Begin

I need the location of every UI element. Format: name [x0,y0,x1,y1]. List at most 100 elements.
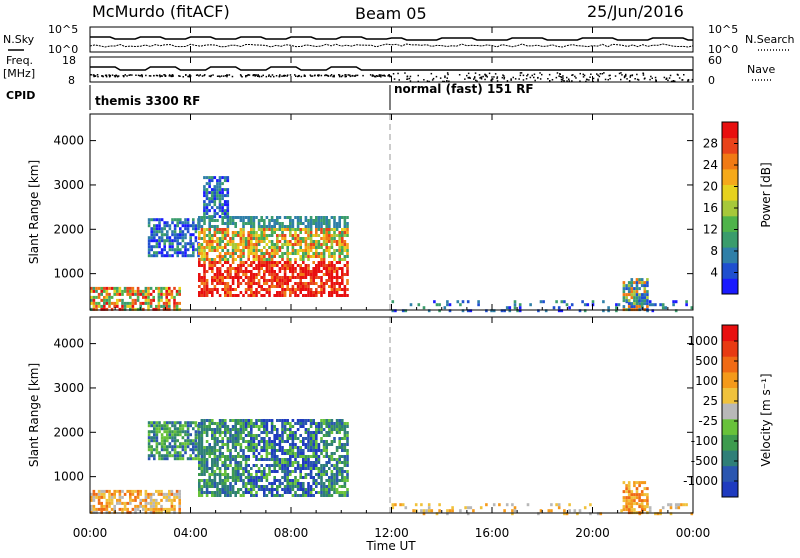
data-cell [205,176,209,180]
data-cell [152,507,155,511]
data-cell [242,252,245,255]
data-cell [178,510,181,514]
data-cell [299,243,302,246]
data-cell [281,291,284,294]
data-cell [294,294,297,297]
data-cell [237,452,240,455]
data-cell [263,279,266,282]
data-cell [343,434,347,437]
data-cell [200,464,204,467]
data-cell [343,240,347,243]
data-cell [237,273,240,276]
data-cell [205,482,209,485]
data-cell [265,494,269,497]
data-cell [229,428,232,431]
data-cell [218,197,222,201]
nave-point [485,75,487,77]
data-cell [312,222,315,225]
data-cell [160,424,164,428]
data-cell [229,219,232,222]
data-cell [328,467,331,470]
data-cell [648,509,652,513]
power-data-cells [90,176,694,313]
data-cell [309,473,313,476]
data-cell [315,431,318,434]
date-title: 25/Jun/2016 [587,2,684,21]
data-cell [224,222,227,225]
nave-point [265,75,268,78]
data-cell [171,248,174,252]
data-cell [226,428,230,431]
nave-point [109,75,111,77]
data-cell [260,464,263,467]
data-cell [625,508,628,512]
data-cell [247,279,250,282]
data-cell [265,476,269,479]
data-cell [322,422,326,425]
data-cell [630,490,634,494]
data-cell [547,509,551,513]
data-cell [155,239,159,243]
data-cell [338,231,341,234]
data-cell [216,431,219,434]
data-cell [283,216,287,219]
data-cell [229,485,232,488]
data-cell [158,424,161,428]
data-cell [221,249,224,252]
data-cell [242,482,245,485]
data-cell [218,482,222,485]
data-cell [312,267,315,270]
nave-tick-bottom: 0 [708,74,715,87]
data-cell [192,442,195,446]
data-cell [328,249,331,252]
data-cell [320,440,323,443]
data-cell [328,279,331,282]
data-cell [315,246,318,249]
data-cell [276,252,279,255]
data-cell [226,191,230,195]
data-cell [304,240,308,243]
nave-point [561,76,563,78]
data-cell [281,246,284,249]
data-cell [242,422,245,425]
data-cell [157,301,161,305]
data-cell [273,425,276,428]
data-cell [218,452,222,455]
data-cell [205,494,209,497]
data-cell [239,276,243,279]
data-cell [160,295,163,299]
data-cell [330,276,334,279]
data-cell [278,467,282,470]
nave-point [353,75,356,77]
data-cell [163,248,166,252]
data-cell [343,464,347,467]
data-cell [160,439,164,443]
nave-point [654,76,657,79]
data-cell [179,218,182,222]
nave-point [294,74,296,76]
data-cell [131,304,135,308]
data-cell [244,243,248,246]
data-cell [341,243,344,246]
data-cell [346,252,349,255]
data-cell [268,482,271,485]
data-cell [171,424,174,428]
data-cell [438,303,441,307]
data-cell [116,286,119,290]
data-cell [168,421,172,425]
data-cell [291,270,295,273]
data-cell [239,464,243,467]
data-cell [116,289,119,293]
data-cell [221,282,224,285]
nave-point [108,74,110,76]
data-cell [163,436,166,440]
data-cell [149,286,153,290]
data-cell [218,176,222,180]
data-cell [252,443,256,446]
nave-point [333,75,335,78]
data-cell [333,270,336,273]
data-cell [221,288,224,291]
data-cell [291,234,295,237]
data-cell [184,421,187,425]
data-cell [322,219,326,222]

End

* **REQUEST**
Please reproduce the data between the lines holding "data-cell [205,176,209,180]" and "data-cell [242,482,245,485]", inclusive.

* **ANSWER**
data-cell [205,176,209,180]
data-cell [152,507,155,511]
data-cell [242,252,245,255]
data-cell [178,510,181,514]
data-cell [299,243,302,246]
data-cell [281,291,284,294]
data-cell [294,294,297,297]
data-cell [237,452,240,455]
data-cell [263,279,266,282]
data-cell [343,434,347,437]
data-cell [200,464,204,467]
data-cell [343,240,347,243]
data-cell [237,273,240,276]
data-cell [205,482,209,485]
data-cell [265,494,269,497]
data-cell [229,428,232,431]
data-cell [218,197,222,201]
nave-point [485,75,487,77]
data-cell [312,222,315,225]
data-cell [160,424,164,428]
data-cell [229,219,232,222]
data-cell [328,467,331,470]
data-cell [648,509,652,513]
power-data-cells [90,176,694,313]
data-cell [309,473,313,476]
data-cell [315,431,318,434]
date-title: 25/Jun/2016 [587,2,684,21]
data-cell [224,222,227,225]
nave-point [265,75,268,78]
data-cell [171,248,174,252]
data-cell [226,428,230,431]
nave-point [109,75,111,77]
data-cell [260,464,263,467]
data-cell [625,508,628,512]
data-cell [247,279,250,282]
data-cell [265,476,269,479]
data-cell [322,422,326,425]
data-cell [630,490,634,494]
data-cell [547,509,551,513]
data-cell [155,239,159,243]
data-cell [338,231,341,234]
data-cell [216,431,219,434]
data-cell [283,216,287,219]
data-cell [229,485,232,488]
data-cell [158,424,161,428]
data-cell [221,249,224,252]
data-cell [242,482,245,485]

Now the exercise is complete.